We recognize that in Hand v. Thornburg, 425 So. 2d 467, 469 (Ala. Civ. App. 1982), when considering whether an appellant had provided sufficient bond for costs to perfect an appeal from a district-court judgment to the appropriate circuit court, this court stated:
“ 'Security for costs' is defined as the '[p]ayment into court in the form of cash, property or bond by a plaintiff or an appellant to secure the payment of costs if such person does not prevail ․' (Emphasis supplied). Black's Law Dictionary 1217 (5th ed. 1979). A cost bond or bond for costs is therein defined to be 'a bond given by a party to an action to secure the eventual payment of such costs as may be awarded against him. A bond which may be required of an appealing party in a civil case ․' Black's Law Dictionary 313 (5th ed. 1979). At a time when title 7, section 792 of the Code of Alabama 1940 required that an appeal be taken by the appellant giving 'security for costs,' the supreme court repeatedly referred to such security as being an 'appeal bond.' Dollar v. McKinney, 267 Ala. 627, 103 So. 2d 785 (1958); McKinstry v. Thomas, 258 Ala. 690, 64 So. 2d 808 (1953).
“․ A bond for costs is filed to secure the payment of the costs. ․”
However, even if we apply the definition in Hand to the term “bond for security of costs” set forth in § 11-53B-4 and conclude that the statutorily required bond is a payment into the court to secure the payment of costs in the circuit court if the appealing party does not prevail, § 11-53B-4 still remains overly vague. Specifically, it does not provide a designated period within which the court clerk must determine the amount of the bond or guidance as to how the court clerk should ascertain the amount of the bond. Considering the nature of the resolution being appealed -- a resolution ordering the demolition of a structure -- it appears reasonable to conclude that the amount of the bond for filing such an appeal may differ from case to case and from circuit to circuit.

- EXERCISE DATA:
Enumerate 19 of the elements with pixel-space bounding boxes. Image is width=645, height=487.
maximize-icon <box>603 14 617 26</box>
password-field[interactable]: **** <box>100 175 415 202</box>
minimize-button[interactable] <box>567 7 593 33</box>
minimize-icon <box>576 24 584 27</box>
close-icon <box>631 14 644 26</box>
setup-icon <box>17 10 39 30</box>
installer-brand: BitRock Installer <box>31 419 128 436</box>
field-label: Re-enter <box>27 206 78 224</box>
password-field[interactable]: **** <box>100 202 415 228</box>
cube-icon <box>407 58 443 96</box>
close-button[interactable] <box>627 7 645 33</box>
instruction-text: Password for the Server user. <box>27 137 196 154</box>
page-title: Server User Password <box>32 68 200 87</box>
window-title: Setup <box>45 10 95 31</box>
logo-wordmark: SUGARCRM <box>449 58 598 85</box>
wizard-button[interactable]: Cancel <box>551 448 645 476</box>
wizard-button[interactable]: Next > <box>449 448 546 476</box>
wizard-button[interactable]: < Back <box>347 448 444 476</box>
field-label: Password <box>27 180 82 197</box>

- PROBLEMS TO WORK ON:
- a) Please transcribe the court passage on the bond for costs in full, word for word.
- b) Pick out each line of the rows that contains the string "button", matching case.

- OUTPUTS IN ORDER:
- a)
We recognize that in Hand v. Thornburg, 425 So. 2d 467, 469 (Ala. Civ. App. 1982), when considering whether an appellant had provided sufficient bond for costs to perfect an appeal from a district-court judgment to the appropriate circuit court, this court stated:
“ 'Security for costs' is defined as the '[p]ayment into court in the form of cash, property or bond by a plaintiff or an appellant to secure the payment of costs if such person does not prevail ․' (Emphasis supplied). Black's Law Dictionary 1217 (5th ed. 1979). A cost bond or bond for costs is therein defined to be 'a bond given by a party to an action to secure the eventual payment of such costs as may be awarded against him. A bond which may be required of an appealing party in a civil case ․' Black's Law Dictionary 313 (5th ed. 1979). At a time when title 7, section 792 of the Code of Alabama 1940 required that an appeal be taken by the appellant giving 'security for costs,' the supreme court repeatedly referred to such security as being an 'appeal bond.' Dollar v. McKinney, 267 Ala. 627, 103 So. 2d 785 (1958); McKinstry v. Thomas, 258 Ala. 690, 64 So. 2d 808 (1953).
“․ A bond for costs is filed to secure the payment of the costs. ․”
However, even if we apply the definition in Hand to the term “bond for security of costs” set forth in § 11-53B-4 and conclude that the statutorily required bond is a payment into the court to secure the payment of costs in the circuit court if the appealing party does not prevail, § 11-53B-4 still remains overly vague. Specifically, it does not provide a designated period within which the court clerk must determine the amount of the bond or guidance as to how the court clerk should ascertain the amount of the bond. Considering the nature of the resolution being appealed -- a resolution ordering the demolition of a structure -- it appears reasonable to conclude that the amount of the bond for filing such an appeal may differ from case to case and from circuit to circuit.

- b)
minimize-button[interactable] <box>567 7 593 33</box>
close-button[interactable] <box>627 7 645 33</box>
wizard-button[interactable]: Cancel <box>551 448 645 476</box>
wizard-button[interactable]: Next > <box>449 448 546 476</box>
wizard-button[interactable]: < Back <box>347 448 444 476</box>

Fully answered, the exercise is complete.